From the entries that follow, gather each line holding the word "marker".

▸ A block of data:

--------------------------------

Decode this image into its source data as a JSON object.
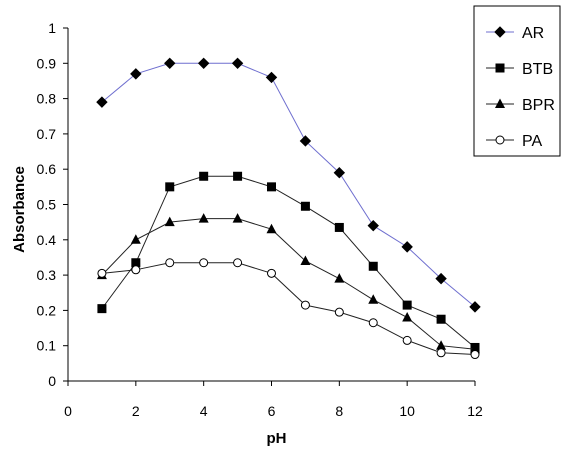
{
  "chart_data": {
    "type": "line",
    "title": "",
    "xlabel": "pH",
    "ylabel": "Absorbance",
    "xlim": [
      0,
      12
    ],
    "ylim": [
      0,
      1
    ],
    "xticks": [
      "0",
      "2",
      "4",
      "6",
      "8",
      "10",
      "12"
    ],
    "yticks": [
      "0",
      "0.1",
      "0.2",
      "0.3",
      "0.4",
      "0.5",
      "0.6",
      "0.7",
      "0.8",
      "0.9",
      "1"
    ],
    "grid": false,
    "legend_position": "top-right",
    "x": [
      1,
      2,
      3,
      4,
      5,
      6,
      7,
      8,
      9,
      10,
      11,
      12
    ],
    "series": [
      {
        "name": "AR",
        "marker": "diamond",
        "color": "#6f6fcf",
        "values": [
          0.79,
          0.87,
          0.9,
          0.9,
          0.9,
          0.86,
          0.68,
          0.59,
          0.44,
          0.38,
          0.29,
          0.21
        ]
      },
      {
        "name": "BTB",
        "marker": "square",
        "color": "#222222",
        "values": [
          0.205,
          0.335,
          0.55,
          0.58,
          0.58,
          0.55,
          0.495,
          0.435,
          0.325,
          0.215,
          0.175,
          0.095
        ]
      },
      {
        "name": "BPR",
        "marker": "triangle",
        "color": "#222222",
        "values": [
          0.3,
          0.4,
          0.45,
          0.46,
          0.46,
          0.43,
          0.34,
          0.29,
          0.23,
          0.18,
          0.1,
          0.09
        ]
      },
      {
        "name": "PA",
        "marker": "circle",
        "color": "#222222",
        "values": [
          0.305,
          0.315,
          0.335,
          0.335,
          0.335,
          0.305,
          0.215,
          0.195,
          0.165,
          0.115,
          0.08,
          0.075
        ]
      }
    ]
  }
}
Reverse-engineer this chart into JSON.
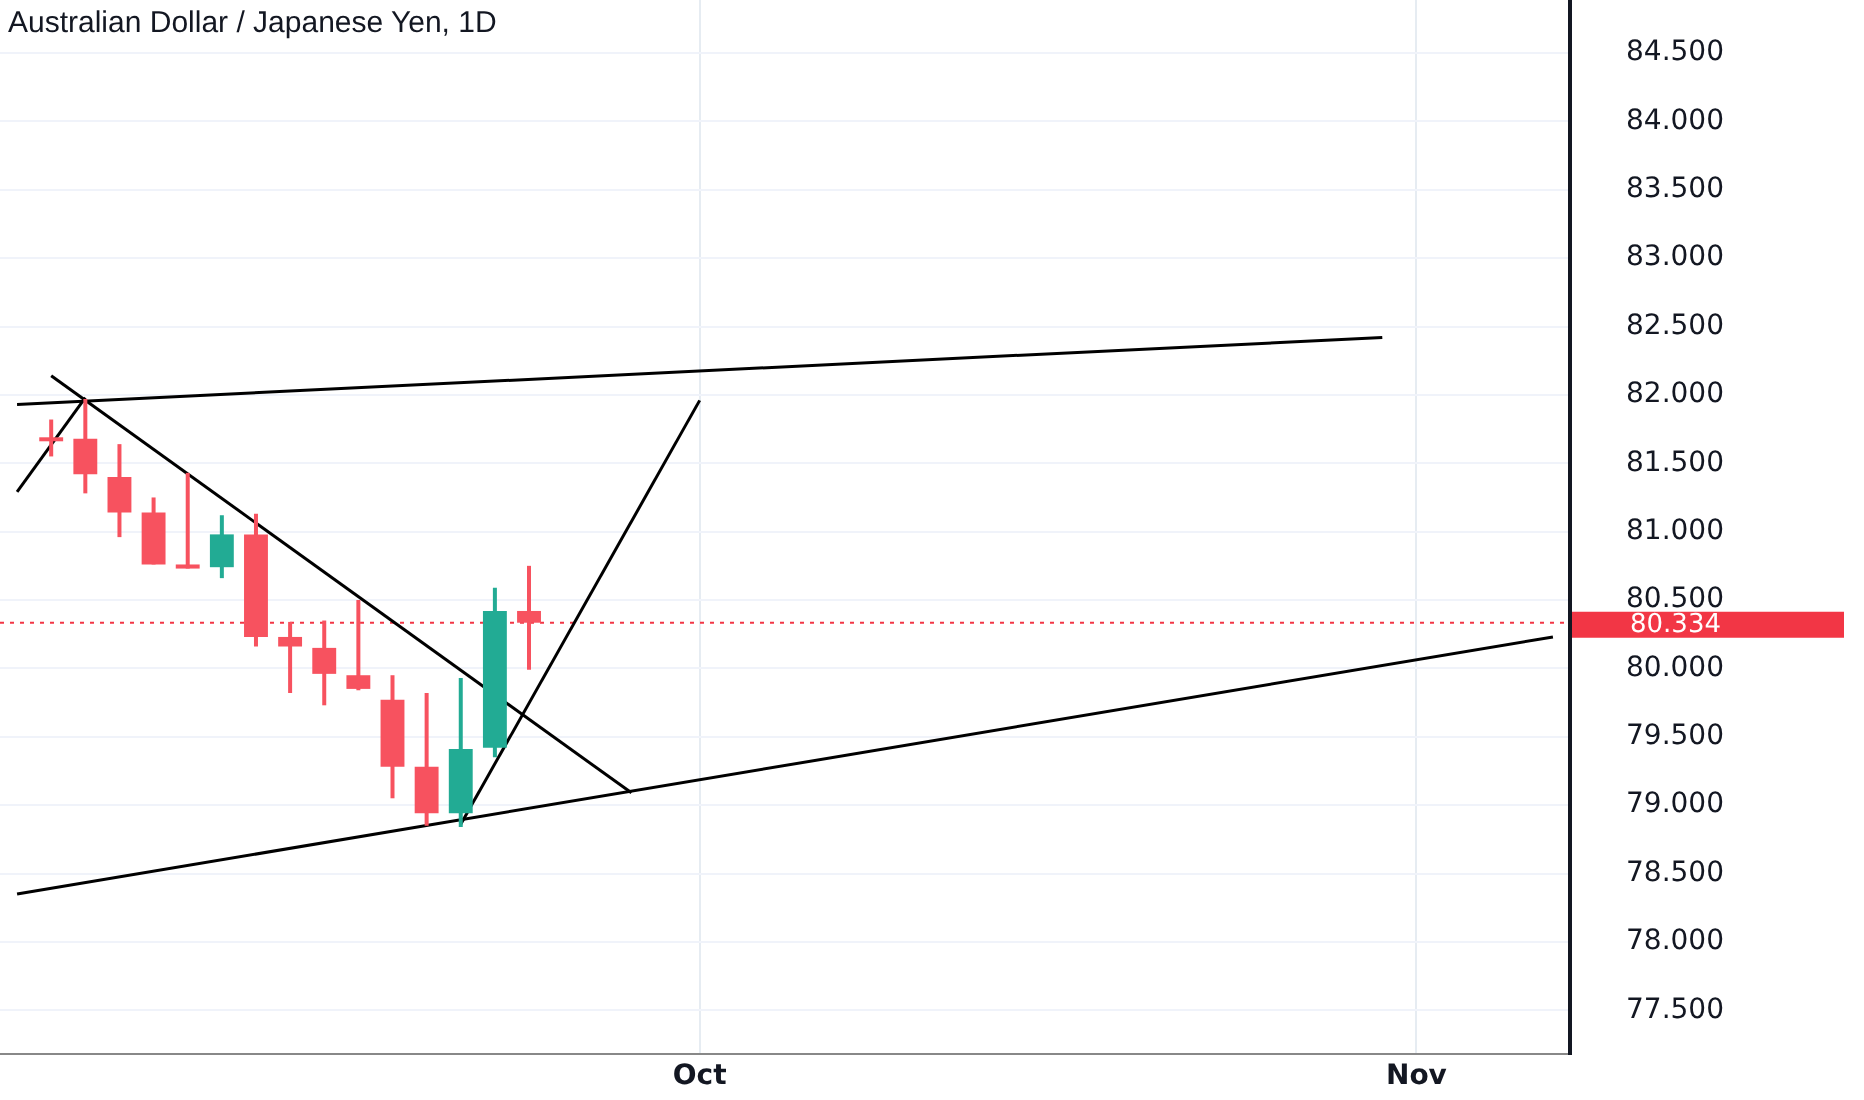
{
  "chart_data": {
    "type": "candlestick",
    "title": "Australian Dollar / Japanese Yen, 1D",
    "categories": [
      null,
      null,
      null,
      null,
      null,
      null,
      null,
      null,
      null,
      null,
      null,
      null,
      null,
      null,
      null,
      null,
      null,
      null,
      null,
      null,
      "Oct",
      null,
      null,
      null,
      null,
      null,
      null,
      null,
      null,
      null,
      null,
      null,
      null,
      null,
      null,
      null,
      null,
      null,
      null,
      null,
      null,
      "Nov",
      null,
      null,
      null,
      null
    ],
    "ylim": [
      77.18,
      84.888
    ],
    "yticks": [
      {
        "value": 77.5,
        "label": "77.500"
      },
      {
        "value": 78,
        "label": "78.000"
      },
      {
        "value": 78.5,
        "label": "78.500"
      },
      {
        "value": 79,
        "label": "79.000"
      },
      {
        "value": 79.5,
        "label": "79.500"
      },
      {
        "value": 80,
        "label": "80.000"
      },
      {
        "value": 80.5,
        "label": "80.500"
      },
      {
        "value": 81,
        "label": "81.000"
      },
      {
        "value": 81.5,
        "label": "81.500"
      },
      {
        "value": 82,
        "label": "82.000"
      },
      {
        "value": 82.5,
        "label": "82.500"
      },
      {
        "value": 83,
        "label": "83.000"
      },
      {
        "value": 83.5,
        "label": "83.500"
      },
      {
        "value": 84,
        "label": "84.000"
      },
      {
        "value": 84.5,
        "label": "84.500"
      }
    ],
    "grid": true,
    "ref_lines": [
      {
        "axis": "y",
        "value": 80.334,
        "label": "80.334",
        "color": "#f23645",
        "line_style": "dotted"
      }
    ],
    "series": [
      {
        "ohlc": [
          null,
          [
            81.69,
            81.82,
            81.55,
            81.68
          ],
          [
            81.68,
            81.97,
            81.28,
            81.42
          ],
          [
            81.4,
            81.64,
            80.96,
            81.14
          ],
          [
            81.14,
            81.25,
            80.76,
            80.76
          ],
          [
            80.76,
            81.43,
            80.73,
            80.73
          ],
          [
            80.74,
            81.12,
            80.66,
            80.98
          ],
          [
            80.98,
            81.13,
            80.16,
            80.23
          ],
          [
            80.23,
            80.34,
            79.82,
            80.16
          ],
          [
            80.15,
            80.35,
            79.73,
            79.96
          ],
          [
            79.95,
            80.5,
            79.84,
            79.85
          ],
          [
            79.77,
            79.95,
            79.05,
            79.28
          ],
          [
            79.28,
            79.82,
            78.85,
            78.94
          ],
          [
            78.94,
            79.93,
            78.84,
            79.41
          ],
          [
            79.42,
            80.59,
            79.35,
            80.42
          ],
          [
            80.42,
            80.75,
            79.99,
            80.334
          ],
          null,
          null,
          null,
          null,
          null,
          null,
          null,
          null,
          null,
          null,
          null,
          null,
          null,
          null,
          null,
          null,
          null,
          null,
          null,
          null,
          null,
          null,
          null,
          null,
          null,
          null,
          null,
          null,
          null,
          null
        ],
        "colors": [
          null,
          "#f7525f",
          "#f7525f",
          "#f7525f",
          "#f7525f",
          "#f7525f",
          "#22ab94",
          "#f7525f",
          "#f7525f",
          "#f7525f",
          "#f7525f",
          "#f7525f",
          "#f7525f",
          "#22ab94",
          "#22ab94",
          "#f7525f",
          null,
          null,
          null,
          null,
          null,
          null,
          null,
          null,
          null,
          null,
          null,
          null,
          null,
          null,
          null,
          null,
          null,
          null,
          null,
          null,
          null,
          null,
          null,
          null,
          null,
          null,
          null,
          null,
          null,
          null
        ]
      },
      {
        "type": "line",
        "color": "#000000",
        "values": [
          81.93,
          null,
          null,
          null,
          null,
          null,
          null,
          null,
          null,
          null,
          null,
          null,
          null,
          null,
          null,
          null,
          null,
          null,
          null,
          null,
          null,
          null,
          null,
          null,
          null,
          null,
          null,
          null,
          null,
          null,
          null,
          null,
          null,
          null,
          null,
          null,
          null,
          null,
          null,
          null,
          82.42,
          null,
          null,
          null,
          null,
          null
        ]
      },
      {
        "type": "line",
        "color": "#000000",
        "values": [
          78.35,
          null,
          null,
          null,
          null,
          null,
          null,
          null,
          null,
          null,
          null,
          null,
          null,
          null,
          null,
          null,
          null,
          null,
          null,
          null,
          null,
          null,
          null,
          null,
          null,
          null,
          null,
          null,
          null,
          null,
          null,
          null,
          null,
          null,
          null,
          null,
          null,
          null,
          null,
          null,
          null,
          null,
          null,
          null,
          null,
          80.23
        ]
      },
      {
        "type": "line",
        "color": "#000000",
        "values": [
          null,
          82.14,
          null,
          null,
          null,
          null,
          null,
          null,
          null,
          null,
          null,
          null,
          null,
          null,
          null,
          null,
          null,
          null,
          79.09,
          null,
          null,
          null,
          null,
          null,
          null,
          null,
          null,
          null,
          null,
          null,
          null,
          null,
          null,
          null,
          null,
          null,
          null,
          null,
          null,
          null,
          null,
          null,
          null,
          null,
          null,
          null
        ]
      },
      {
        "type": "line",
        "color": "#000000",
        "values": [
          81.29,
          null,
          81.98,
          null,
          null,
          null,
          null,
          null,
          null,
          null,
          null,
          null,
          null,
          null,
          null,
          null,
          null,
          null,
          null,
          null,
          null,
          null,
          null,
          null,
          null,
          null,
          null,
          null,
          null,
          null,
          null,
          null,
          null,
          null,
          null,
          null,
          null,
          null,
          null,
          null,
          null,
          null,
          null,
          null,
          null,
          null
        ]
      },
      {
        "type": "line",
        "color": "#000000",
        "values": [
          null,
          null,
          null,
          null,
          null,
          null,
          null,
          null,
          null,
          null,
          null,
          null,
          null,
          78.86,
          null,
          null,
          null,
          null,
          null,
          null,
          81.96,
          null,
          null,
          null,
          null,
          null,
          null,
          null,
          null,
          null,
          null,
          null,
          null,
          null,
          null,
          null,
          null,
          null,
          null,
          null,
          null,
          null,
          null,
          null,
          null,
          null
        ]
      }
    ]
  }
}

--------------------------------

▸ Written response:
        "marker": "diamond",
        "marker": "square",
        "marker": "triangle",
        "marker": "circle",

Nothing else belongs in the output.